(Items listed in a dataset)
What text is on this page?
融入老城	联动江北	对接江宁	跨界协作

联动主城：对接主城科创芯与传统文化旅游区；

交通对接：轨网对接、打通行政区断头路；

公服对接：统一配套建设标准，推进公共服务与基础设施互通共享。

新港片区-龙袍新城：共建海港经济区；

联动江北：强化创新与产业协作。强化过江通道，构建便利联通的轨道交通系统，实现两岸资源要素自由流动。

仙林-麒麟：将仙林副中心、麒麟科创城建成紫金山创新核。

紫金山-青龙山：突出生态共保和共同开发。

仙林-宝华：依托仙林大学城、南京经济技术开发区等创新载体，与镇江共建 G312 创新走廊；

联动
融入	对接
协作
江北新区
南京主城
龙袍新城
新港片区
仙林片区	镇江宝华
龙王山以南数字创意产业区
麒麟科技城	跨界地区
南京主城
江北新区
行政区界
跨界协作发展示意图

- Instructions for the task:
Every entry in the listing must be retyped exactly.

- Result of the exercise:
What text is on this page?
融入老城	联动江北	对接江宁	跨界协作

联动主城：对接主城科创芯与传统文化旅游区；

交通对接：轨网对接、打通行政区断头路；

公服对接：统一配套建设标准，推进公共服务与基础设施互通共享。

新港片区-龙袍新城：共建海港经济区；

联动江北：强化创新与产业协作。强化过江通道，构建便利联通的轨道交通系统，实现两岸资源要素自由流动。

仙林-麒麟：将仙林副中心、麒麟科创城建成紫金山创新核。

紫金山-青龙山：突出生态共保和共同开发。

仙林-宝华：依托仙林大学城、南京经济技术开发区等创新载体，与镇江共建 G312 创新走廊；

联动
融入	对接
协作
江北新区
南京主城
龙袍新城
新港片区
仙林片区	镇江宝华
龙王山以南数字创意产业区
麒麟科技城	跨界地区
南京主城
江北新区
行政区界
跨界协作发展示意图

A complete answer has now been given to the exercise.